Update the records from the start through the line containing "avatar[interactable]: [328, 192, 368, 232]", inclusive, so that "message-line" becomes "chat-line" and nothing else changes.

---------- DATASET RECORDS

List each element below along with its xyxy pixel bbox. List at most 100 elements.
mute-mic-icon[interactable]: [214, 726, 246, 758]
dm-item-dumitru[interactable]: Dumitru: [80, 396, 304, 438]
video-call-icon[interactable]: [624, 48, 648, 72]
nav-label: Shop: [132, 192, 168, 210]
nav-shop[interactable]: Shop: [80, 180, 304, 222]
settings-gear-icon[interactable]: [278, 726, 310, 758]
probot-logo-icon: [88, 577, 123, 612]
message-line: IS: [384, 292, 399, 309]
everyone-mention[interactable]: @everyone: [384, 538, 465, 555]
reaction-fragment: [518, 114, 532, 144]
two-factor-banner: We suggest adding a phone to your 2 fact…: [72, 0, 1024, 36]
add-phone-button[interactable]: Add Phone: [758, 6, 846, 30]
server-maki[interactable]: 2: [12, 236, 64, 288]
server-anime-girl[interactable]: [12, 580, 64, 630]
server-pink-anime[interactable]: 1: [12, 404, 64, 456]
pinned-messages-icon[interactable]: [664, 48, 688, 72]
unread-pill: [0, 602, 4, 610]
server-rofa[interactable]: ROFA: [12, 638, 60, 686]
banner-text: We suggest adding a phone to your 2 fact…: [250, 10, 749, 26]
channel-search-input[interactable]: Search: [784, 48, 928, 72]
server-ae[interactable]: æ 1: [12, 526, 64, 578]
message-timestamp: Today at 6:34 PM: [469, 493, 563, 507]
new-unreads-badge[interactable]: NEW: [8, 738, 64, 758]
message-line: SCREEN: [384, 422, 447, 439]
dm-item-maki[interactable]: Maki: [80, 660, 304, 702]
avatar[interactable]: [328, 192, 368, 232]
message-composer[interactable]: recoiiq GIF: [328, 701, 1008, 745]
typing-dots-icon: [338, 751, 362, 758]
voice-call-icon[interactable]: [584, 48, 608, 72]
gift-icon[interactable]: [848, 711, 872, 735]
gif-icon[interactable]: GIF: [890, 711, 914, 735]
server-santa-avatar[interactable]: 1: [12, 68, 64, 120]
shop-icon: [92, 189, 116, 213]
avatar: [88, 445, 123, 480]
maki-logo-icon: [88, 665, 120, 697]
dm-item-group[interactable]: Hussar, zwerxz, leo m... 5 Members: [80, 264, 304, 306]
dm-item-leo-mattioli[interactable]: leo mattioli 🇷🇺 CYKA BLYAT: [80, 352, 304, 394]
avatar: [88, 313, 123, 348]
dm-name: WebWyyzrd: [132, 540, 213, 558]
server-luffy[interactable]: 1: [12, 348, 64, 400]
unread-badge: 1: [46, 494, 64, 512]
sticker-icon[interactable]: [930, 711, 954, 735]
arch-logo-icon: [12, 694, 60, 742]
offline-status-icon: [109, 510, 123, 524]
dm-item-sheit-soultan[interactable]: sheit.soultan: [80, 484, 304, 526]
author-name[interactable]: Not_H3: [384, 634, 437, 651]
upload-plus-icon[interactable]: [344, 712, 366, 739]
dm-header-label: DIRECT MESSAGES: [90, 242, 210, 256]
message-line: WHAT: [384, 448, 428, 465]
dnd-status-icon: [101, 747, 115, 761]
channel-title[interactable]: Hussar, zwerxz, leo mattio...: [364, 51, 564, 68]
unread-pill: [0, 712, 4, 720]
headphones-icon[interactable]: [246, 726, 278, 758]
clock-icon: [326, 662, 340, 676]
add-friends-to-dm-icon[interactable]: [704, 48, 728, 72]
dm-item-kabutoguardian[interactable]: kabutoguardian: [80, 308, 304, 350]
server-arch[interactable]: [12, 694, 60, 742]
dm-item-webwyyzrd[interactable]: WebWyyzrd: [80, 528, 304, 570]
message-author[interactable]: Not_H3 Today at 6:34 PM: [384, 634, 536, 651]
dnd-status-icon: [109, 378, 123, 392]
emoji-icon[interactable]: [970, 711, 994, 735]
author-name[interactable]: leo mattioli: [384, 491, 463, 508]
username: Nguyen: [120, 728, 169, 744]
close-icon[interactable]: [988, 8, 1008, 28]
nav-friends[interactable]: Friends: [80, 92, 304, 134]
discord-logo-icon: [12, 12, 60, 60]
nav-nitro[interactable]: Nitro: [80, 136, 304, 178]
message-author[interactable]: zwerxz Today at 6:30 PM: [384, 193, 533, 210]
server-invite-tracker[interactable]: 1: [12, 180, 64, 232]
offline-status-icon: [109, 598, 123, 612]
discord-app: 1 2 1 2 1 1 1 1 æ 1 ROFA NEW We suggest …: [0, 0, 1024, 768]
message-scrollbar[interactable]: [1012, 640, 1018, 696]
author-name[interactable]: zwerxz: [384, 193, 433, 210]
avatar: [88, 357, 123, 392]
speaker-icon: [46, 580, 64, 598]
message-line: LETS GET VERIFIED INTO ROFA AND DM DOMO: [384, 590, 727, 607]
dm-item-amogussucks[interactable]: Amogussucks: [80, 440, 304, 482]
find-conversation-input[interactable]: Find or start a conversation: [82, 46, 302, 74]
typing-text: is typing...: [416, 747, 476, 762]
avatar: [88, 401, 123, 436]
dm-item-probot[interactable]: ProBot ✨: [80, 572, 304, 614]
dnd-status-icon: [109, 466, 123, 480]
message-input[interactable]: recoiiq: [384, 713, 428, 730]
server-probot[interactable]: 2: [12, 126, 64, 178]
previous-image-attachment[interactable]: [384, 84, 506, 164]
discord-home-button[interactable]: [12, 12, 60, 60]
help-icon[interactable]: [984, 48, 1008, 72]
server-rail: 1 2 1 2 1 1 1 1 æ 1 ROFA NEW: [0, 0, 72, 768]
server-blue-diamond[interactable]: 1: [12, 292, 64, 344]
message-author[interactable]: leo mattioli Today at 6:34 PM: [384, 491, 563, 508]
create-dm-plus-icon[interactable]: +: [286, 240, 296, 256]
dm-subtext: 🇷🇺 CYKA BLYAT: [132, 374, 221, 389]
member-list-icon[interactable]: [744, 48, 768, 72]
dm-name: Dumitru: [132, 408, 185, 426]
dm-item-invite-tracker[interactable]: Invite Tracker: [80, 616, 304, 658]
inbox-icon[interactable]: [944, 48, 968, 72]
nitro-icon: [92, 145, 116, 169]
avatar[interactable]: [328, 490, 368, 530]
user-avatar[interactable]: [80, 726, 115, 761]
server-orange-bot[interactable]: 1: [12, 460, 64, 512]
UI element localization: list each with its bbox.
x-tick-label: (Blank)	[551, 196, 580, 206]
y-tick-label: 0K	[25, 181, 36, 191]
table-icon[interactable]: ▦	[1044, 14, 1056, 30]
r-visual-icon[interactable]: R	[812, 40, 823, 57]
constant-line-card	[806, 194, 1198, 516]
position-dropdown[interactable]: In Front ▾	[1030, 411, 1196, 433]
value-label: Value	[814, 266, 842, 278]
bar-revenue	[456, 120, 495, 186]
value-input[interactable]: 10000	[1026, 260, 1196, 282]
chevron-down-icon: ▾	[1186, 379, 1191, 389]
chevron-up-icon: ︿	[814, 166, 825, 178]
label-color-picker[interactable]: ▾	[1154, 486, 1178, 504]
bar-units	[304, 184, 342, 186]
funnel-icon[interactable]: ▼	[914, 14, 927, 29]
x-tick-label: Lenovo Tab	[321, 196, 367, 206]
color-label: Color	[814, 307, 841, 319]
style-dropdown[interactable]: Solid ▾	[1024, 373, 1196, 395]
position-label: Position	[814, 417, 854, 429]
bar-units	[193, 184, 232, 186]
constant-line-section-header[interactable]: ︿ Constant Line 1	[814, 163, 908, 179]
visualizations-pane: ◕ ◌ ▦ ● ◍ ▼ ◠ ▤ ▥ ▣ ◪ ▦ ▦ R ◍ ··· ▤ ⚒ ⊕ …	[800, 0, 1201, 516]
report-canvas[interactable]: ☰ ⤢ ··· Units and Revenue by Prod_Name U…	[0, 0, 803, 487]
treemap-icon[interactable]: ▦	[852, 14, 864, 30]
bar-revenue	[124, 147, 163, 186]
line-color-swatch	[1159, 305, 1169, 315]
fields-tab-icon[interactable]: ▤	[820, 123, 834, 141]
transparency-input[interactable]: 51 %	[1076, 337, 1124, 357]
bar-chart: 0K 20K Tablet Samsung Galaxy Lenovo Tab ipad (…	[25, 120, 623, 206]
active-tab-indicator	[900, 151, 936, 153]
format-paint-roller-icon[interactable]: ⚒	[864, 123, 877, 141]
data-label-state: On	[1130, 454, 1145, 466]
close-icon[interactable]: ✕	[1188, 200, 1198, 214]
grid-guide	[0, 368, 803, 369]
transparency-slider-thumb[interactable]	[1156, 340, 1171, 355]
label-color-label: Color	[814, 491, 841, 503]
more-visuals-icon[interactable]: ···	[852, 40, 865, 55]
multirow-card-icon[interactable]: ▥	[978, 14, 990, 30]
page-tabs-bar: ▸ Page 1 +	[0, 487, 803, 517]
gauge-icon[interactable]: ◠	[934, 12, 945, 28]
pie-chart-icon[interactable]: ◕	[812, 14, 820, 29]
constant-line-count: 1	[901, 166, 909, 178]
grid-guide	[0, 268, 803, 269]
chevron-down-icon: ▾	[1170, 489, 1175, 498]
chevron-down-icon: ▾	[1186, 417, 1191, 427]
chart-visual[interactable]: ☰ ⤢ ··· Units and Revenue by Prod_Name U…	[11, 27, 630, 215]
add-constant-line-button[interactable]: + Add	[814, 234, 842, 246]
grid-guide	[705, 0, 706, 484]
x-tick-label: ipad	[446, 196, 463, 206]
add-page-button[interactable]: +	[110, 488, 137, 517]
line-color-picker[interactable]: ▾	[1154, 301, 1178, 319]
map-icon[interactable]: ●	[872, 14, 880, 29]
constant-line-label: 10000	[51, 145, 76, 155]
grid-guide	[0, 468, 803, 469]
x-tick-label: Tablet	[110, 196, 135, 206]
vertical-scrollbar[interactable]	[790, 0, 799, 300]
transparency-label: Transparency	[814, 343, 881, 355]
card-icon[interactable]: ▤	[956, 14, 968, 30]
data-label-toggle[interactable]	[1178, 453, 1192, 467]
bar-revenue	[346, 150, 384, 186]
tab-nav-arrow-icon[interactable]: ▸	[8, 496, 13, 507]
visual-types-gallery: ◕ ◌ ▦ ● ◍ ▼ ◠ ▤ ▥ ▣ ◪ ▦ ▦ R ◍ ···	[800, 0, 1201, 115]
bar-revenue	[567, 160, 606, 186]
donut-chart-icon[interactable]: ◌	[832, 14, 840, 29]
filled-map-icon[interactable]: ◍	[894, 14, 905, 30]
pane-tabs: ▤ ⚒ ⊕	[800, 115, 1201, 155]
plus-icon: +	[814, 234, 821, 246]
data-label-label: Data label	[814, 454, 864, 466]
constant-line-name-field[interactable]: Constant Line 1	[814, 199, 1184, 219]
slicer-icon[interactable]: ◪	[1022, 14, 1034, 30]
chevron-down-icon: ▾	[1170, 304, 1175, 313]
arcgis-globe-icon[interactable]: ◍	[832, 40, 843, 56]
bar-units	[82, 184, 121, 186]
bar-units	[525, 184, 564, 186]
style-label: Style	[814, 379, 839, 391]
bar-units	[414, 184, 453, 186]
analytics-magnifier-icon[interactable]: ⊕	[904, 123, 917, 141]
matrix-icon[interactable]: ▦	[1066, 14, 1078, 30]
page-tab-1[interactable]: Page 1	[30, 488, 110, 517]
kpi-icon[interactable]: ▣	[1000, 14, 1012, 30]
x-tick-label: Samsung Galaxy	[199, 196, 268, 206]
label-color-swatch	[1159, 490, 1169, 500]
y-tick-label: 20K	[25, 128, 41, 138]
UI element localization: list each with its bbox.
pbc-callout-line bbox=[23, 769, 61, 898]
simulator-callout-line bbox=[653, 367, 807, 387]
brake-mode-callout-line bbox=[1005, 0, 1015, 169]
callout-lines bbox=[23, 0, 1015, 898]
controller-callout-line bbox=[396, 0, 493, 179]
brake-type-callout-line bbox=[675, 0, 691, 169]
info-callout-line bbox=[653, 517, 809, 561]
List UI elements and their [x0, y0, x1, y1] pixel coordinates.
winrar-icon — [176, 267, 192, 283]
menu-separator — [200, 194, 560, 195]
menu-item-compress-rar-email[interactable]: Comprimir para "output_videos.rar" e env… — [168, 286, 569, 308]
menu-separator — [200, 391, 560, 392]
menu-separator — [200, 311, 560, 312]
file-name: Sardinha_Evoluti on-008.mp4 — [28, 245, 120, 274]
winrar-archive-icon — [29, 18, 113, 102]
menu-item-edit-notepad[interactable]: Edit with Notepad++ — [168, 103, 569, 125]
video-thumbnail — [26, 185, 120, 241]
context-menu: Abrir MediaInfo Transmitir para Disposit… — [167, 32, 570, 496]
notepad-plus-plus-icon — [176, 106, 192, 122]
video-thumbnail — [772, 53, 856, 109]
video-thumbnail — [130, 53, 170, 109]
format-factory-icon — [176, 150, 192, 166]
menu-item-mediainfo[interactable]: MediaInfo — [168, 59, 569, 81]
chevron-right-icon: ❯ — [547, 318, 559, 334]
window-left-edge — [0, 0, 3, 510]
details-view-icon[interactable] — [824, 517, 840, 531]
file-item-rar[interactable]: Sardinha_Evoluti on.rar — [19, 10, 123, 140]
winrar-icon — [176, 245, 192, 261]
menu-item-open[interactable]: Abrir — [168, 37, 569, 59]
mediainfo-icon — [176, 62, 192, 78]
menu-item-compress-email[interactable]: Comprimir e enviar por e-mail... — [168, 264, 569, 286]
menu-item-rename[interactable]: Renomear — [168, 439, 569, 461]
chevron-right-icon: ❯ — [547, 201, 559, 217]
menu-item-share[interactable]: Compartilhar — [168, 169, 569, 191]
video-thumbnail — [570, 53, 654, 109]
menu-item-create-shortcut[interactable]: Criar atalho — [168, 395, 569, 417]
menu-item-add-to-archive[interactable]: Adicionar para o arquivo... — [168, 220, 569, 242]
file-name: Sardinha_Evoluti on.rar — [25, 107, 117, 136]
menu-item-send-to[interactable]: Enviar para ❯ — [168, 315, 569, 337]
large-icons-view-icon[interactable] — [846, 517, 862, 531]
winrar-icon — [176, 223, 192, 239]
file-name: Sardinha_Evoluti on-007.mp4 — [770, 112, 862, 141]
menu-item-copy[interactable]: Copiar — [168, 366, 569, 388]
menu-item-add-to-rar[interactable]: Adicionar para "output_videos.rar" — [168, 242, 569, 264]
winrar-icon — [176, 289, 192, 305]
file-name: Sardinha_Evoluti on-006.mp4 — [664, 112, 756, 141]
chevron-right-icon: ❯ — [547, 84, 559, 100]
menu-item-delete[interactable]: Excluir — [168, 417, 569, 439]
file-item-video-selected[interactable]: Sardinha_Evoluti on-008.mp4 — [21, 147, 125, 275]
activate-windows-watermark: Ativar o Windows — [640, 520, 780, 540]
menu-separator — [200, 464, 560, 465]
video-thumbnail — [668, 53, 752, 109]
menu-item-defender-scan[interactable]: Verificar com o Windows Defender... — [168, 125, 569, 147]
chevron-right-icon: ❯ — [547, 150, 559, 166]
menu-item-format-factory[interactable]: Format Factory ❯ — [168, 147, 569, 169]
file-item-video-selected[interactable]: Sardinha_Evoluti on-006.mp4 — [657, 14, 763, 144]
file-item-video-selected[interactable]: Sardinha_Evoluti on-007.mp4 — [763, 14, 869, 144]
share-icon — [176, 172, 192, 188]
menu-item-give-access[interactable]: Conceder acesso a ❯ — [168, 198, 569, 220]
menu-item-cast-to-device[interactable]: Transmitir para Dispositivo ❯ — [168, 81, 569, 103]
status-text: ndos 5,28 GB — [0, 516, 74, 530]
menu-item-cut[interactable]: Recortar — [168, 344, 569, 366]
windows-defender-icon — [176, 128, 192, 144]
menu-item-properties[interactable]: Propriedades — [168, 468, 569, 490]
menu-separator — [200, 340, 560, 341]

--------------------

* **SOLUTION TO THIS TASK**
List each element below along with its xyxy pixel bbox. List at most 100 elements.
mute-mic-icon[interactable]: [214, 726, 246, 758]
dm-item-dumitru[interactable]: Dumitru: [80, 396, 304, 438]
video-call-icon[interactable]: [624, 48, 648, 72]
nav-label: Shop: [132, 192, 168, 210]
nav-shop[interactable]: Shop: [80, 180, 304, 222]
settings-gear-icon[interactable]: [278, 726, 310, 758]
probot-logo-icon: [88, 577, 123, 612]
chat-line: IS: [384, 292, 399, 309]
everyone-mention[interactable]: @everyone: [384, 538, 465, 555]
reaction-fragment: [518, 114, 532, 144]
two-factor-banner: We suggest adding a phone to your 2 fact…: [72, 0, 1024, 36]
add-phone-button[interactable]: Add Phone: [758, 6, 846, 30]
server-maki[interactable]: 2: [12, 236, 64, 288]
server-anime-girl[interactable]: [12, 580, 64, 630]
server-pink-anime[interactable]: 1: [12, 404, 64, 456]
pinned-messages-icon[interactable]: [664, 48, 688, 72]
unread-pill: [0, 602, 4, 610]
server-rofa[interactable]: ROFA: [12, 638, 60, 686]
banner-text: We suggest adding a phone to your 2 fact…: [250, 10, 749, 26]
channel-search-input[interactable]: Search: [784, 48, 928, 72]
server-ae[interactable]: æ 1: [12, 526, 64, 578]
message-timestamp: Today at 6:34 PM: [469, 493, 563, 507]
new-unreads-badge[interactable]: NEW: [8, 738, 64, 758]
chat-line: SCREEN: [384, 422, 447, 439]
dm-item-maki[interactable]: Maki: [80, 660, 304, 702]
avatar[interactable]: [328, 192, 368, 232]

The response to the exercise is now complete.